# Task instructions:
Return the lines of the records from the first one through the line containing "x-tick-label: 7 (298, 254, 307, 271)", unchanged and in their original order.

Source data:
_ _ _ _ _
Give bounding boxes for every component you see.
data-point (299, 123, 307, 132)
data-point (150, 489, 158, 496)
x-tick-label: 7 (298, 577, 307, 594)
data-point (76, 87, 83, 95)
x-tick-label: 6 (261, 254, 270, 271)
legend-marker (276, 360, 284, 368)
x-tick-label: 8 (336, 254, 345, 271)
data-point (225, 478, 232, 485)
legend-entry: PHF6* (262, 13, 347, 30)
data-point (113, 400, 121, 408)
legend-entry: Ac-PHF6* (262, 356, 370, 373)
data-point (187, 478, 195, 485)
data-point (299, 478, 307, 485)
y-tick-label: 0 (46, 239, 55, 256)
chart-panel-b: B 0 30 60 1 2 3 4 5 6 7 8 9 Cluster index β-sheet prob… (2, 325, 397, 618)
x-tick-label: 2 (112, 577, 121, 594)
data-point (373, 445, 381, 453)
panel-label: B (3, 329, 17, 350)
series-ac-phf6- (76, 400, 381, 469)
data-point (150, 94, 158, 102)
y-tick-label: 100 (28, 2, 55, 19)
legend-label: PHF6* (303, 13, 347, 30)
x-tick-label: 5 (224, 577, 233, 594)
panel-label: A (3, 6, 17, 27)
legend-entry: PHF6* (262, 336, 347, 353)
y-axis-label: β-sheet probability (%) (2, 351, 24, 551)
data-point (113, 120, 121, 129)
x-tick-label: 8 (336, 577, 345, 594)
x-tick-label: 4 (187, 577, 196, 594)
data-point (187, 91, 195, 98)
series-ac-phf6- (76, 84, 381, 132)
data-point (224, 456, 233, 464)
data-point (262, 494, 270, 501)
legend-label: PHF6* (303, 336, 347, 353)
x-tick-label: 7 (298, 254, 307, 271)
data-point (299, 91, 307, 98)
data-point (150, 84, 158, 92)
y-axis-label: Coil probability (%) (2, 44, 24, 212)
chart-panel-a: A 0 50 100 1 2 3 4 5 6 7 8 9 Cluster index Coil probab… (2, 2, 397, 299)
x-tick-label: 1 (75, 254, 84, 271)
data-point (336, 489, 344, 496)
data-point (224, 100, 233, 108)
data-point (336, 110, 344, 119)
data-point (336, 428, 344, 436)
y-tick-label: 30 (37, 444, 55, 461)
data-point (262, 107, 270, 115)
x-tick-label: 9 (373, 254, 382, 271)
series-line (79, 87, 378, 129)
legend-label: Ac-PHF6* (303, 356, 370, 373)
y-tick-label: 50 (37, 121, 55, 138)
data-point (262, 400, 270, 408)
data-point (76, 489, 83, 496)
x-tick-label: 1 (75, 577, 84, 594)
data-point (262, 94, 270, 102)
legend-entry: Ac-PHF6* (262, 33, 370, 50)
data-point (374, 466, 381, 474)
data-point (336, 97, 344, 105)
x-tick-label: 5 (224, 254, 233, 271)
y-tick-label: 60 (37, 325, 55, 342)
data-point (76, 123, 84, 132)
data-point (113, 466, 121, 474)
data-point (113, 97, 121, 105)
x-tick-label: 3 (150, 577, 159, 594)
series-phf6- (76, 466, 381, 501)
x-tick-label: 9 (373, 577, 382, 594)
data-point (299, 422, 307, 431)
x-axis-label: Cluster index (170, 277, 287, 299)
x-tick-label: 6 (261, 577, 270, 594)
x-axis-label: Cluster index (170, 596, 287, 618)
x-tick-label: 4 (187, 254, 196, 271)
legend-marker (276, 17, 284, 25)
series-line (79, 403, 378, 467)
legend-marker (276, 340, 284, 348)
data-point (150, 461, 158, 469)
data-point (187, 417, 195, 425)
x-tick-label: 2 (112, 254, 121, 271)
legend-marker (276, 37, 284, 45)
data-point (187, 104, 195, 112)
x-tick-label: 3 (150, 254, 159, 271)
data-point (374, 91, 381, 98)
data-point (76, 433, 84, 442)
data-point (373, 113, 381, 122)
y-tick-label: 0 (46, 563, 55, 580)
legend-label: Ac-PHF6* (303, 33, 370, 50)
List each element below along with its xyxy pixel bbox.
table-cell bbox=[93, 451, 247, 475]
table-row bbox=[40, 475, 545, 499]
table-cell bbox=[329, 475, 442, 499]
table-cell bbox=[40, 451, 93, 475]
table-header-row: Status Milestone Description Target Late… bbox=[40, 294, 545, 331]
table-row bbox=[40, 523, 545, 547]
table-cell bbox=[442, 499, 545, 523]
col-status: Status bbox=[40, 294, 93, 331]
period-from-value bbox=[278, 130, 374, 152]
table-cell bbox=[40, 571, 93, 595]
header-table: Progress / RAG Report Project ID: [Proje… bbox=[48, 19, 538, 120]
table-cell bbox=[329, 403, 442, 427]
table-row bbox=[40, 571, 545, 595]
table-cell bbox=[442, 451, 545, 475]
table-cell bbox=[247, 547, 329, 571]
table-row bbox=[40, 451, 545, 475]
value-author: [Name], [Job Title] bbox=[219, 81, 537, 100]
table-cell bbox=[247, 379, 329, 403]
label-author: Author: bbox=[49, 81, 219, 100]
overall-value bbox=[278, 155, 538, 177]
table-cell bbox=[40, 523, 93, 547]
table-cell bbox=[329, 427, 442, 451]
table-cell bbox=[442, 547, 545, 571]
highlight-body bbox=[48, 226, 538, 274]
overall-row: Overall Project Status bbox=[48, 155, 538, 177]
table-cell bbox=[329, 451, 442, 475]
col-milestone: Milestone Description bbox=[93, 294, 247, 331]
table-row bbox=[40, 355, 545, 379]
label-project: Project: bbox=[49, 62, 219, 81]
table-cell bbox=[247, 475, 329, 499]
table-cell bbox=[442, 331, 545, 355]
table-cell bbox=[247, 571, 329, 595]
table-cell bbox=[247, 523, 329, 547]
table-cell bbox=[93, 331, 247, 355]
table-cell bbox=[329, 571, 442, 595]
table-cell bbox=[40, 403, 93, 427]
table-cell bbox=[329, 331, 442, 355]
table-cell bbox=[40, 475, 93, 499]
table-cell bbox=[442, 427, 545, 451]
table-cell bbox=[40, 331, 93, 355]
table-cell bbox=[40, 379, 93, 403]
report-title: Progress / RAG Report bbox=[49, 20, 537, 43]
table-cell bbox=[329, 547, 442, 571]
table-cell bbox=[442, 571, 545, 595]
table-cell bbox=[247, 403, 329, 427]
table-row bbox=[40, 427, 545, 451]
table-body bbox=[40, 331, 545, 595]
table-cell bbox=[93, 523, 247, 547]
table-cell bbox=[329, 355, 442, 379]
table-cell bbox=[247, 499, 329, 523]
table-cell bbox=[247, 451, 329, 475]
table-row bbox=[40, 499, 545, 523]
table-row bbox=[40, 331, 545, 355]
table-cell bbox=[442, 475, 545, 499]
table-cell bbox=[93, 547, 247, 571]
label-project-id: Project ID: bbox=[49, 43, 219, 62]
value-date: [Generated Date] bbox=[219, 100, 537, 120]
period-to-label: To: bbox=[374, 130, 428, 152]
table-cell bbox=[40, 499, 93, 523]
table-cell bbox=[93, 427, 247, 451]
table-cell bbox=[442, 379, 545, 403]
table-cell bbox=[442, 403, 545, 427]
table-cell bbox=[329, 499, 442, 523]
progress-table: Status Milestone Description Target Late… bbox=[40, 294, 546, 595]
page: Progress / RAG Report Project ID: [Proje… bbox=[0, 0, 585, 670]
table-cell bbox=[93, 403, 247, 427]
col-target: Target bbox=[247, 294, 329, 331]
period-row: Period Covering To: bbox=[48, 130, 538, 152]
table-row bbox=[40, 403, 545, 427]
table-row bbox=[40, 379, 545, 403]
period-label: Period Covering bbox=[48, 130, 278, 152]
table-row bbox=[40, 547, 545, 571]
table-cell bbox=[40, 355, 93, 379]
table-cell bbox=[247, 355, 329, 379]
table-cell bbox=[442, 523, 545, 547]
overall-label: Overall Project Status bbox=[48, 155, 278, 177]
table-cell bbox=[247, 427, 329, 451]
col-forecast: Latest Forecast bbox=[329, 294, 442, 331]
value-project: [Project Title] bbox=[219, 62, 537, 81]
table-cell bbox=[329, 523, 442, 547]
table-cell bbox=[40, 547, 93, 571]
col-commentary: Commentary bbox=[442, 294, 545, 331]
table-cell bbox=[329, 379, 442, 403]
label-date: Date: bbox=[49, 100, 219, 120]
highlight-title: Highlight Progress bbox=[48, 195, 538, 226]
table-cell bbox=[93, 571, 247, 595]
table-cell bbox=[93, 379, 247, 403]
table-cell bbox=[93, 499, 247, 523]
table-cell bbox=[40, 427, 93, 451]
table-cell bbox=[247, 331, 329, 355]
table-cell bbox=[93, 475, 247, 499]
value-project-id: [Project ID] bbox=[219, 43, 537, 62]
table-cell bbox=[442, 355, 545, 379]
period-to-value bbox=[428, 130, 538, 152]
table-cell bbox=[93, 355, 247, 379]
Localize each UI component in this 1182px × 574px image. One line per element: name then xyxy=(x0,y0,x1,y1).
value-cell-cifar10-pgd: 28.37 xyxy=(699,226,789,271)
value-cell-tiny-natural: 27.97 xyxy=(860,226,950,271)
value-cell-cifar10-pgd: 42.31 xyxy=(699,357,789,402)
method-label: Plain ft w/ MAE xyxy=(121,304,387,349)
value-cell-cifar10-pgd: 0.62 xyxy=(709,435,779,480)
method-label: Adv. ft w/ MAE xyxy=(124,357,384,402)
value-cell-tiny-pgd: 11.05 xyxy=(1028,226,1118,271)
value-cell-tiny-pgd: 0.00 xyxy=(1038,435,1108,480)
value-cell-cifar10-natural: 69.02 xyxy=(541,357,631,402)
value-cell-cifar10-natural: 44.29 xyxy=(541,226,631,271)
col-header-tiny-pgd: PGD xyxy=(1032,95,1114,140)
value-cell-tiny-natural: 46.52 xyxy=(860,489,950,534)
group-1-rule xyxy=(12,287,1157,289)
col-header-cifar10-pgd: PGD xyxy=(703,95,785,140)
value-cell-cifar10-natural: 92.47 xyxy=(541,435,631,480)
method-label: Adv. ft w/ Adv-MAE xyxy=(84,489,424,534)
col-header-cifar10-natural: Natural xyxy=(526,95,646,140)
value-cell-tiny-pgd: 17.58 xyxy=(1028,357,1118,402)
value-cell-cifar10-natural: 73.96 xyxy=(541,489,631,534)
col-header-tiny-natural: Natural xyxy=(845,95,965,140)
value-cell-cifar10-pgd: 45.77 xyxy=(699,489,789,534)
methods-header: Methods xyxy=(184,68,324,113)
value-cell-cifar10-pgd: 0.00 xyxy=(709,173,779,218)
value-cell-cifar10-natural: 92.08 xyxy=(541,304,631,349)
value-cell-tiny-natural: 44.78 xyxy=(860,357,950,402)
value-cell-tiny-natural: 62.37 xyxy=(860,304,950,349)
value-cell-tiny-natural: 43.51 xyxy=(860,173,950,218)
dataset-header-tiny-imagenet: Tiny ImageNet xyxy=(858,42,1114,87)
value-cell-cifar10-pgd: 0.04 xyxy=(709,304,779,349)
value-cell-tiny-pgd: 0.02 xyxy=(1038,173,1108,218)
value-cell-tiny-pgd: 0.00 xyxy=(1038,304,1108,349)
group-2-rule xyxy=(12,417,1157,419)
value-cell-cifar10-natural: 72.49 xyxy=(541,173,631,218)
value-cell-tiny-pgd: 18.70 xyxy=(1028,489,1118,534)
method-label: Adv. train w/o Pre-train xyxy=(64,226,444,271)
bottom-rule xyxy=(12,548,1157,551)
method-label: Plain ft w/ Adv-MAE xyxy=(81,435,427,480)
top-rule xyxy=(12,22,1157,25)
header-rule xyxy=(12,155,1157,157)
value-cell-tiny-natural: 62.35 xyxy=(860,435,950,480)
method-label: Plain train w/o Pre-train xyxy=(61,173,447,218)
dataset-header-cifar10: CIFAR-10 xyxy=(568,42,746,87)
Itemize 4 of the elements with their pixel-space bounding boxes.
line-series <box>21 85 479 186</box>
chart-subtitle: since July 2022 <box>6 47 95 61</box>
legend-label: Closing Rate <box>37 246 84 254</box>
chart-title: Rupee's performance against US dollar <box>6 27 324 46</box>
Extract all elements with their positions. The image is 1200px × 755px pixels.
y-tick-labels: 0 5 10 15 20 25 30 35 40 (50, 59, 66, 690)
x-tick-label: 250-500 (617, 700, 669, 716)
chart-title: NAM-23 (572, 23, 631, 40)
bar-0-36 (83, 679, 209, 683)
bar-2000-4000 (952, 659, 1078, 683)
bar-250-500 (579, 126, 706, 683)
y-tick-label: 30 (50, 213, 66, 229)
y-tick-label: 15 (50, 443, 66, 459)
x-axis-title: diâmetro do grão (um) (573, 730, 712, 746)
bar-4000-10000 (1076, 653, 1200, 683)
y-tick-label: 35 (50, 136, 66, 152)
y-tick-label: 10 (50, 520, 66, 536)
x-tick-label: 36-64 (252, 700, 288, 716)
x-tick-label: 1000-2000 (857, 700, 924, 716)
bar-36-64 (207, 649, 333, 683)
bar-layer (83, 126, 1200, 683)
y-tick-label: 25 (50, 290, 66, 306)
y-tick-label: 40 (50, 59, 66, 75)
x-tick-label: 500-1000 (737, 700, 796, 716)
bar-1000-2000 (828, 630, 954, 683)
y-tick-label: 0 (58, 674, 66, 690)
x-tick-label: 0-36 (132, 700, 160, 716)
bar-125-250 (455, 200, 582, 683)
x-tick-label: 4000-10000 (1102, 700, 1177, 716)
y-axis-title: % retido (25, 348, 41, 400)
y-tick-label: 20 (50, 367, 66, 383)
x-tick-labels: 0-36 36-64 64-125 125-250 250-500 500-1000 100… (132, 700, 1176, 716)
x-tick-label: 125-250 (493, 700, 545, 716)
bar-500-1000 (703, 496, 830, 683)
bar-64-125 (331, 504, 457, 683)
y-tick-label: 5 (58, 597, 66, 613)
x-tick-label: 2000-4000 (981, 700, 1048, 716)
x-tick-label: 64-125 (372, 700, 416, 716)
_ _ _ _ _
# Correct result:
Give bounding boxes for every component you see.
data-point (299, 123, 307, 132)
data-point (150, 489, 158, 496)
x-tick-label: 7 (298, 577, 307, 594)
data-point (76, 87, 83, 95)
x-tick-label: 6 (261, 254, 270, 271)
legend-marker (276, 360, 284, 368)
x-tick-label: 8 (336, 254, 345, 271)
data-point (225, 478, 232, 485)
legend-entry: PHF6* (262, 13, 347, 30)
data-point (113, 400, 121, 408)
legend-entry: Ac-PHF6* (262, 356, 370, 373)
data-point (187, 478, 195, 485)
data-point (299, 478, 307, 485)
y-tick-label: 0 (46, 239, 55, 256)
chart-panel-b: B 0 30 60 1 2 3 4 5 6 7 8 9 Cluster index β-sheet prob… (2, 325, 397, 618)
x-tick-label: 2 (112, 577, 121, 594)
data-point (373, 445, 381, 453)
panel-label: B (3, 329, 17, 350)
series-ac-phf6- (76, 400, 381, 469)
data-point (150, 94, 158, 102)
y-tick-label: 100 (28, 2, 55, 19)
legend-label: PHF6* (303, 13, 347, 30)
x-tick-label: 5 (224, 577, 233, 594)
panel-label: A (3, 6, 17, 27)
legend-entry: PHF6* (262, 336, 347, 353)
y-axis-label: β-sheet probability (%) (2, 351, 24, 551)
data-point (113, 120, 121, 129)
x-tick-label: 8 (336, 577, 345, 594)
x-tick-label: 4 (187, 577, 196, 594)
data-point (187, 91, 195, 98)
series-ac-phf6- (76, 84, 381, 132)
data-point (224, 456, 233, 464)
data-point (262, 494, 270, 501)
legend-label: PHF6* (303, 336, 347, 353)
x-tick-label: 7 (298, 254, 307, 271)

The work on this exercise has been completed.